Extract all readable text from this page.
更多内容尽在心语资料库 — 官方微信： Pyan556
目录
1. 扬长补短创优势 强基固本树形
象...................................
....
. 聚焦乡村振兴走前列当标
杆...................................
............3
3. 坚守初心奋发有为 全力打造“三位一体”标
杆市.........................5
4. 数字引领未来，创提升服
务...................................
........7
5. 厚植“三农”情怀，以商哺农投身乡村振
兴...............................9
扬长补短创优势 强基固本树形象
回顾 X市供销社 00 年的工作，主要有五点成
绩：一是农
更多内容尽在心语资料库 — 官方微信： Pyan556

-=-=-=-=-

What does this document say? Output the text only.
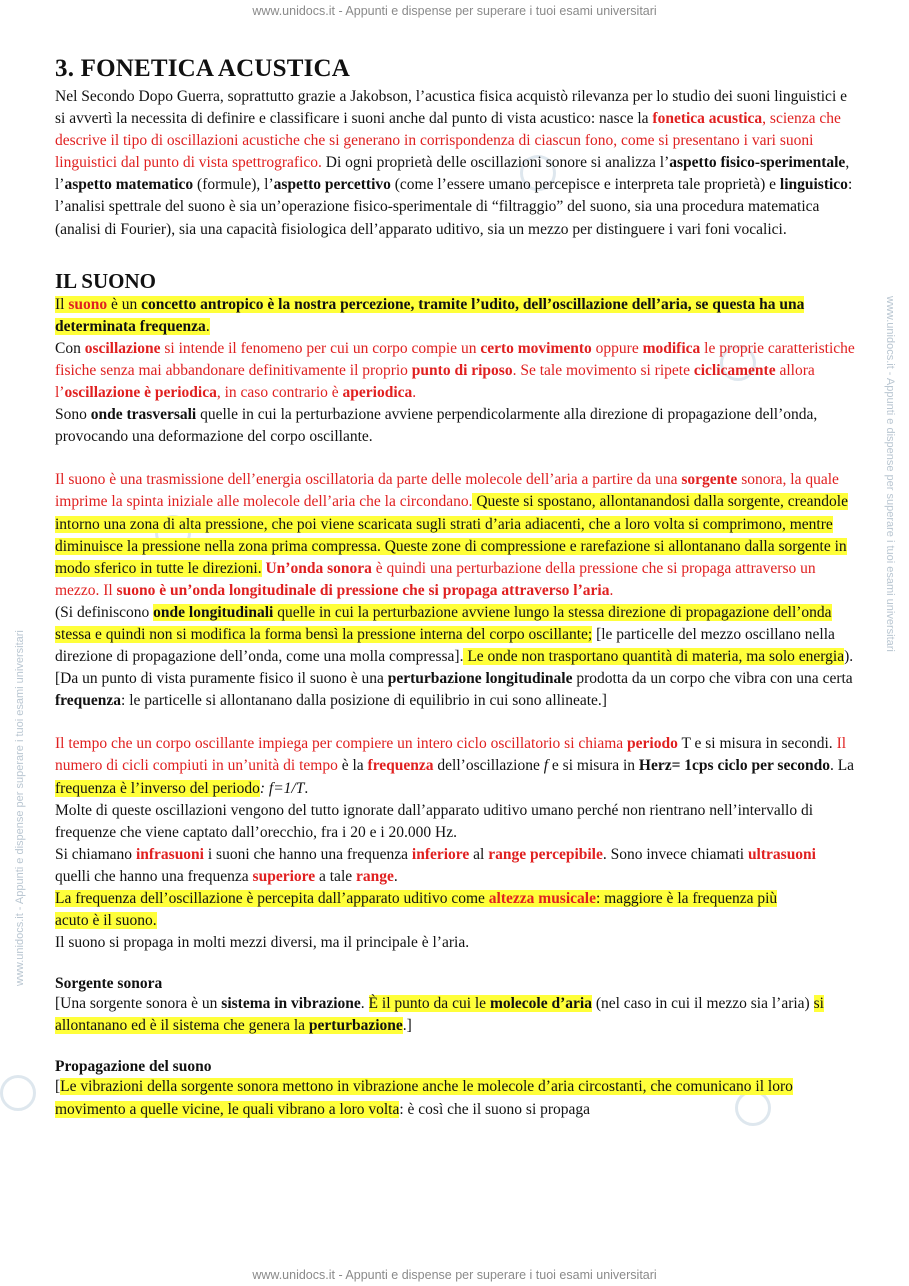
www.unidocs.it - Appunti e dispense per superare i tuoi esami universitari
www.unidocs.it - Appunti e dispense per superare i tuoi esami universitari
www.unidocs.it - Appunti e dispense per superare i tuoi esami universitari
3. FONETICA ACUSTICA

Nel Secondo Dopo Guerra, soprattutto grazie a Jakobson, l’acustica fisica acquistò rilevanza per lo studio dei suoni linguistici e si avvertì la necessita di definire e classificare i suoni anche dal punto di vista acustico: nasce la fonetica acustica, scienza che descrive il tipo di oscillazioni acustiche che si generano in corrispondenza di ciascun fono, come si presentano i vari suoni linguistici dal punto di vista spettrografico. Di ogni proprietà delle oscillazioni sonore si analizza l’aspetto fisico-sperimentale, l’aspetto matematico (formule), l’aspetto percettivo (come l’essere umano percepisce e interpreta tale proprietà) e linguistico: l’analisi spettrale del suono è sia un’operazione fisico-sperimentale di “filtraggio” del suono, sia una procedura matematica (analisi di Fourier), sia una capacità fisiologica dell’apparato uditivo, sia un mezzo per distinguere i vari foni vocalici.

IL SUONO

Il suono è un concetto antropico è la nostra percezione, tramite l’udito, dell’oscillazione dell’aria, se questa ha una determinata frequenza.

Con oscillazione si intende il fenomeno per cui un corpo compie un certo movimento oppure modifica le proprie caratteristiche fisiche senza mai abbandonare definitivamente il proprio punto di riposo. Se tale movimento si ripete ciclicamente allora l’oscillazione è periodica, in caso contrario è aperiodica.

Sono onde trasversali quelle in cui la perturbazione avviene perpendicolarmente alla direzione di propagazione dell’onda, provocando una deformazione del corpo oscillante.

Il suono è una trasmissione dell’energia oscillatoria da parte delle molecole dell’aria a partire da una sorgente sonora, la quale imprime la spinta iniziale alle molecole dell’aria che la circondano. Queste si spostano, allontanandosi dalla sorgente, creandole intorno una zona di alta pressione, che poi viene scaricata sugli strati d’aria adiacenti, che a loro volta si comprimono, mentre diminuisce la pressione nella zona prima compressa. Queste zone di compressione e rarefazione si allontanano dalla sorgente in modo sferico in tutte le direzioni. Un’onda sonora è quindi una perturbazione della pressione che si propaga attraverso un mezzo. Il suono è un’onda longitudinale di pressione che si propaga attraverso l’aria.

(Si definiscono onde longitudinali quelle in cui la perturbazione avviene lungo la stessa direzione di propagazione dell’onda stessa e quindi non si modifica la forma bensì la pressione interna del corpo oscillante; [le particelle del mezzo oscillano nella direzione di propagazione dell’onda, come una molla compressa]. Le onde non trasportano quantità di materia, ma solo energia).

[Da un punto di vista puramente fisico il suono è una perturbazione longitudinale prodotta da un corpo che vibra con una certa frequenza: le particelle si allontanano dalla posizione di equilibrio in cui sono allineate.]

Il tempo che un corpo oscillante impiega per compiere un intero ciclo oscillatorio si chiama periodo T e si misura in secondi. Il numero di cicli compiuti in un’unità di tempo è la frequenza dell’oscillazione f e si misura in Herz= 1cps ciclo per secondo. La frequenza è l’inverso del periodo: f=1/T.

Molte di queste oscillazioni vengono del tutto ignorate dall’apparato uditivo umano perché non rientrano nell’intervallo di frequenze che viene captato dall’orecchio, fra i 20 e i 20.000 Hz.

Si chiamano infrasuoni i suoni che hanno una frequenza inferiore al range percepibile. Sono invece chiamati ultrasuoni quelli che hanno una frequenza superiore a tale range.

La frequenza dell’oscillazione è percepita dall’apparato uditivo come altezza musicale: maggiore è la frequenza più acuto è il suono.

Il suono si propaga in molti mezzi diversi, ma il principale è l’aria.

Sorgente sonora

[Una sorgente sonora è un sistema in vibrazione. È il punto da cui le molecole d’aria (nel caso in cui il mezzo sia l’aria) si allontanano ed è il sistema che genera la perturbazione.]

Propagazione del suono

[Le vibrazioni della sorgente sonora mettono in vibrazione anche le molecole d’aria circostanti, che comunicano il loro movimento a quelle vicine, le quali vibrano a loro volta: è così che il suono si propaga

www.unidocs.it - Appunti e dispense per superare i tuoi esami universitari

-=-=-=-=-

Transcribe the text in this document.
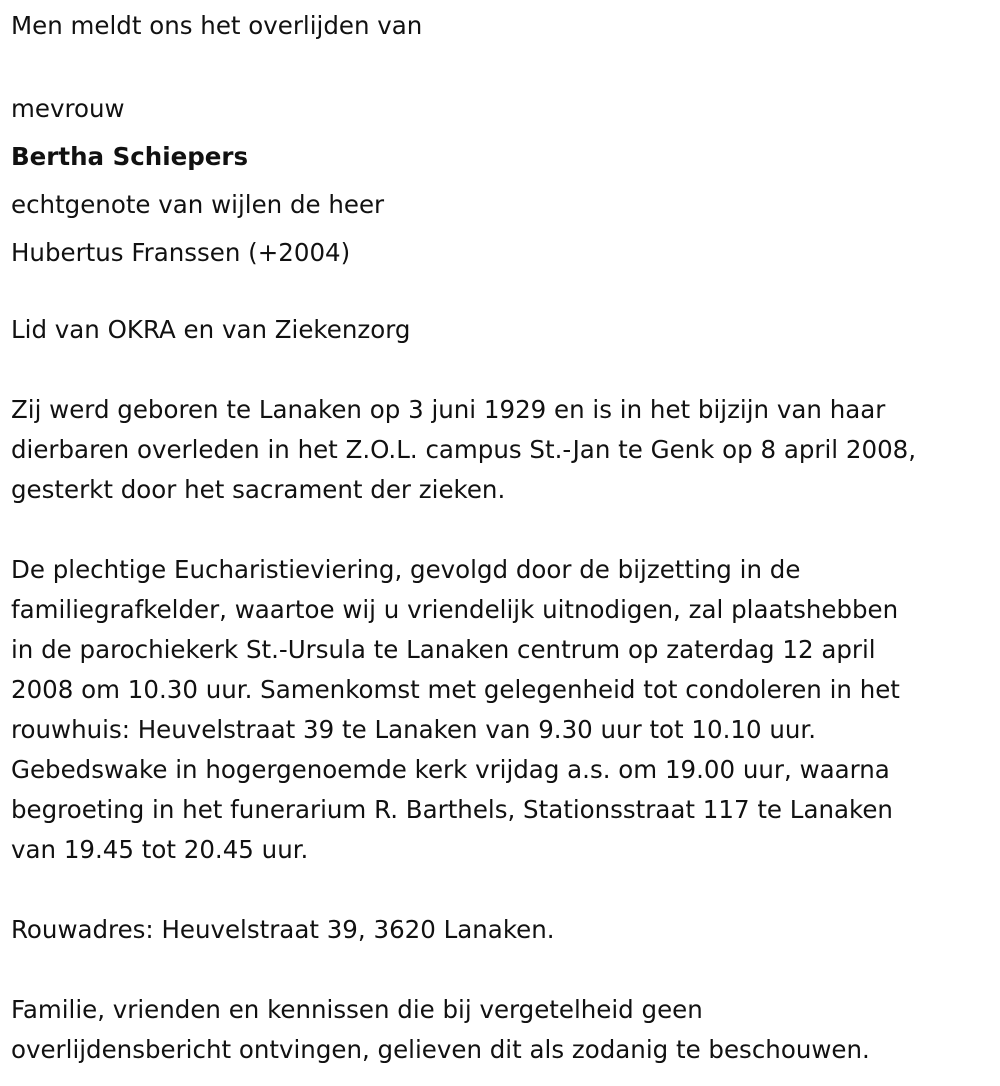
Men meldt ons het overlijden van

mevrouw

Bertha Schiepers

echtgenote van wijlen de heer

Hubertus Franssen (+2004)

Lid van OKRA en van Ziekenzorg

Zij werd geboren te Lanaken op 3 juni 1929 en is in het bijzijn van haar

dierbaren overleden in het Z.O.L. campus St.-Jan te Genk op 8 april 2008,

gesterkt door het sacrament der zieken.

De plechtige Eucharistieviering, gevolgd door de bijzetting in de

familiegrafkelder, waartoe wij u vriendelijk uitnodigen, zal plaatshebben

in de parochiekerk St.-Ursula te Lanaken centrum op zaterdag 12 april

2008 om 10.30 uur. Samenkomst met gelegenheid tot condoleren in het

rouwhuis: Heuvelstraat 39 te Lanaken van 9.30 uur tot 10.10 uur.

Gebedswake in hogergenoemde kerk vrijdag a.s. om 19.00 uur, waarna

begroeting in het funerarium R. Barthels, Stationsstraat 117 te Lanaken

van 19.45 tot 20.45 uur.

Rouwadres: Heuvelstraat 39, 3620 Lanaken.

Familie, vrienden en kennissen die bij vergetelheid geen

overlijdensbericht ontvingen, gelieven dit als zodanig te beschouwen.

-=-=-=-=-

• Your goal:
Copy each line of the records above that carries the word "text".

• Exercise solution:
Extract all readable text from this page.
What does this document say? Output the text only.
Transcribe the text in this document.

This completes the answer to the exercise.